What you will do: Look through the records below, and copy out every line that holds the string "name".

··· Available data ···

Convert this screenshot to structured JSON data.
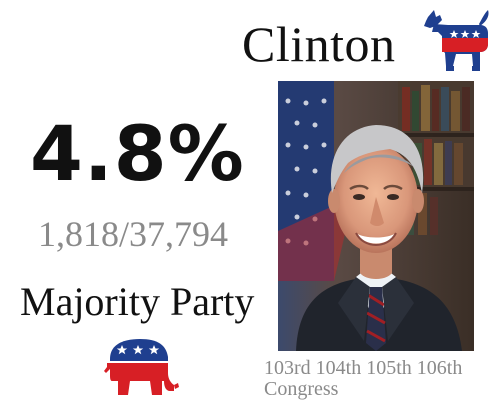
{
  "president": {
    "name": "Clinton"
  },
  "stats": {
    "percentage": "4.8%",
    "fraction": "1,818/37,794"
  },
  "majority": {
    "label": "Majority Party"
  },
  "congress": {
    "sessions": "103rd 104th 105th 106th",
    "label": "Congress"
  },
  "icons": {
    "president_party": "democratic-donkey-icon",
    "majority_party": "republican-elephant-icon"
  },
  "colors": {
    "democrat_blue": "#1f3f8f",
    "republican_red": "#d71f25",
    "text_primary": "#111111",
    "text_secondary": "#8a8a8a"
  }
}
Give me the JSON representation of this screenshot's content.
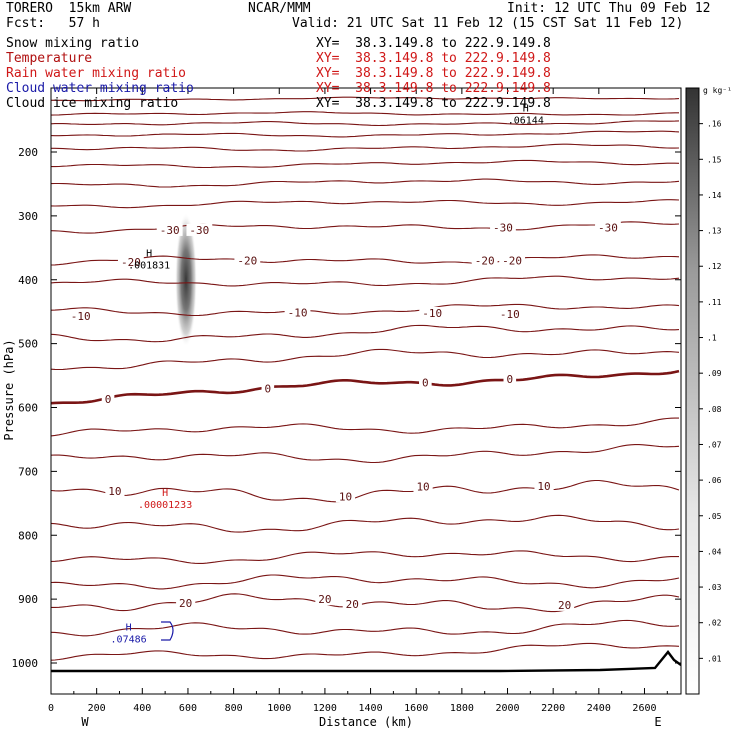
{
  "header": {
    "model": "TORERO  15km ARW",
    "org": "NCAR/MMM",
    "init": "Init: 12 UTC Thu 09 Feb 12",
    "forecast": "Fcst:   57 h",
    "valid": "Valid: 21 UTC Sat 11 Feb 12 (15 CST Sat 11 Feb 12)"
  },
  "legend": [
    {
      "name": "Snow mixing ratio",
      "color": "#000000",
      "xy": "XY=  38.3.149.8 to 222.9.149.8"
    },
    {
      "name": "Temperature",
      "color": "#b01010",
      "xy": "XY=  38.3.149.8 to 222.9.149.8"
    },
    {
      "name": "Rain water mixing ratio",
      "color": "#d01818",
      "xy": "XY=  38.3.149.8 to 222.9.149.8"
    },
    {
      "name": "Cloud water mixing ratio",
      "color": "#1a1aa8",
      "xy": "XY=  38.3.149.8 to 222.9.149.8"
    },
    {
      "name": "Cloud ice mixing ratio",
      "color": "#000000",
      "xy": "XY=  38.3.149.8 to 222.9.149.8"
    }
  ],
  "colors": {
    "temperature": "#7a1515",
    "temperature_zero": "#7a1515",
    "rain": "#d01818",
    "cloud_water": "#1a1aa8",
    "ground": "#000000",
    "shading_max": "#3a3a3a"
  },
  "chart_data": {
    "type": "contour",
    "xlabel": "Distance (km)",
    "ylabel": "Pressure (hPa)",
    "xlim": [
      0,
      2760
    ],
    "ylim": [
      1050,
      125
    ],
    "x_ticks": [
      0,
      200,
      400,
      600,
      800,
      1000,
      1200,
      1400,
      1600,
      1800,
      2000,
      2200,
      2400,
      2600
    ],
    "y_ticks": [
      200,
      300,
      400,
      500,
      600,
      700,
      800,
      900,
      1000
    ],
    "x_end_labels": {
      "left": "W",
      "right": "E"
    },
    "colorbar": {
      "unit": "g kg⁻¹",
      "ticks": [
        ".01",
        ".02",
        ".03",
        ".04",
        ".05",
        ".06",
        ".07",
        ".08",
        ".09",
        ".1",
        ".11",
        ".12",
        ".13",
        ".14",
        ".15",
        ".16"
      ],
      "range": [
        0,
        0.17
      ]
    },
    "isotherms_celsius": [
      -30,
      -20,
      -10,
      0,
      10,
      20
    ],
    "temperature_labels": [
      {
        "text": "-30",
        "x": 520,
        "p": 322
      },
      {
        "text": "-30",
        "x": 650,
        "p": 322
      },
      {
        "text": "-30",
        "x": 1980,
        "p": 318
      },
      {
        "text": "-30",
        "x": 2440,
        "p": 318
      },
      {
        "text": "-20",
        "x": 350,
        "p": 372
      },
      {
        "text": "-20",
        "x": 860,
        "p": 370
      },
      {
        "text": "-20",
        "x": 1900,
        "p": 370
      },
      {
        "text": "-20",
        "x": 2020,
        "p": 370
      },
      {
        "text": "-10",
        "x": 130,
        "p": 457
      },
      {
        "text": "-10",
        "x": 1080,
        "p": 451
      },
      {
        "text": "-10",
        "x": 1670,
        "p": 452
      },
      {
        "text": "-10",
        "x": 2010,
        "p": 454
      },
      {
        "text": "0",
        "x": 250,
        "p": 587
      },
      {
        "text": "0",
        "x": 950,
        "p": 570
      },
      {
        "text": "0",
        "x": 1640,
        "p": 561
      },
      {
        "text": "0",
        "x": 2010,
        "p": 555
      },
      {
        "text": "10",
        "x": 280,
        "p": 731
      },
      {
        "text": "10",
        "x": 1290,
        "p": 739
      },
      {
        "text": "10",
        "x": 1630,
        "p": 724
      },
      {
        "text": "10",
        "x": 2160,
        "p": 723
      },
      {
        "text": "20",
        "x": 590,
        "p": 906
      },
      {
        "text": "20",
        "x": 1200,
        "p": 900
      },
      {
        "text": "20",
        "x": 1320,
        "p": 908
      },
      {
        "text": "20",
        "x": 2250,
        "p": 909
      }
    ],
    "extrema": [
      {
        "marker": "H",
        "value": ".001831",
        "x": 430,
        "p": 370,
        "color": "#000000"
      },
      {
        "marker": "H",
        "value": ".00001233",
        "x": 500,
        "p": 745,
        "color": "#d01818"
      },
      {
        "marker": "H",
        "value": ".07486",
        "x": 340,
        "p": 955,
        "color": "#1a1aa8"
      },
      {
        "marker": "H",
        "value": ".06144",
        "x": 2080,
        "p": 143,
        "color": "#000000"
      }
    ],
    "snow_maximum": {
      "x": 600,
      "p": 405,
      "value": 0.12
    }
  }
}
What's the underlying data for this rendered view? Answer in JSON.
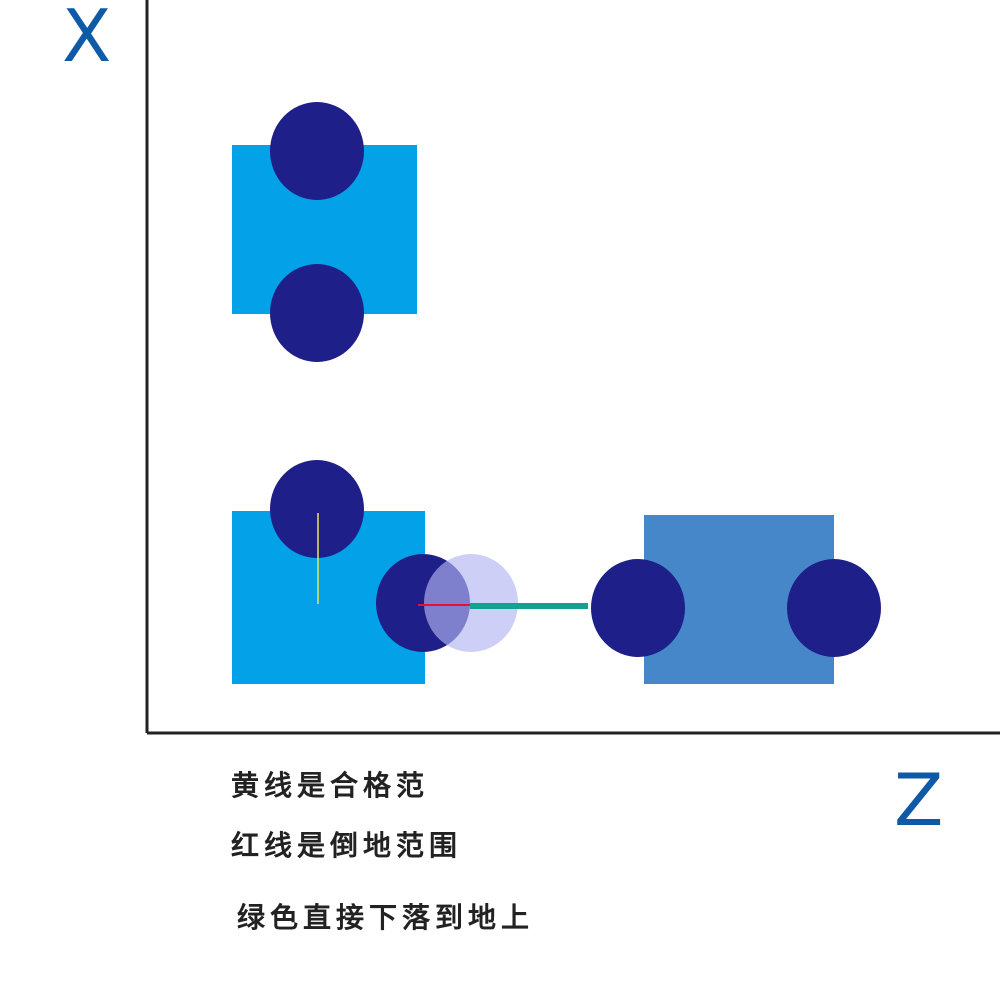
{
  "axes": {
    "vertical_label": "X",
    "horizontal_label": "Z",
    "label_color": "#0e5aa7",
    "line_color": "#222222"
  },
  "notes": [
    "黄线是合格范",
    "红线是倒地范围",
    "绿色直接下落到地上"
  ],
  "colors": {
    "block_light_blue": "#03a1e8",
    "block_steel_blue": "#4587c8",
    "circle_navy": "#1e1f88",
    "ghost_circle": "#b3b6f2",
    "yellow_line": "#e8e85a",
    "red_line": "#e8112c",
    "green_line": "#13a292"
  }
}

···

The solution:
    "name": "Clinton"
      "name": "Snow mixing ratio",
      "name": "Temperature",
      "name": "Rain water mixing ratio",
      "name": "Cloud water mixing ratio",
      "name": "Cloud ice mixing ratio",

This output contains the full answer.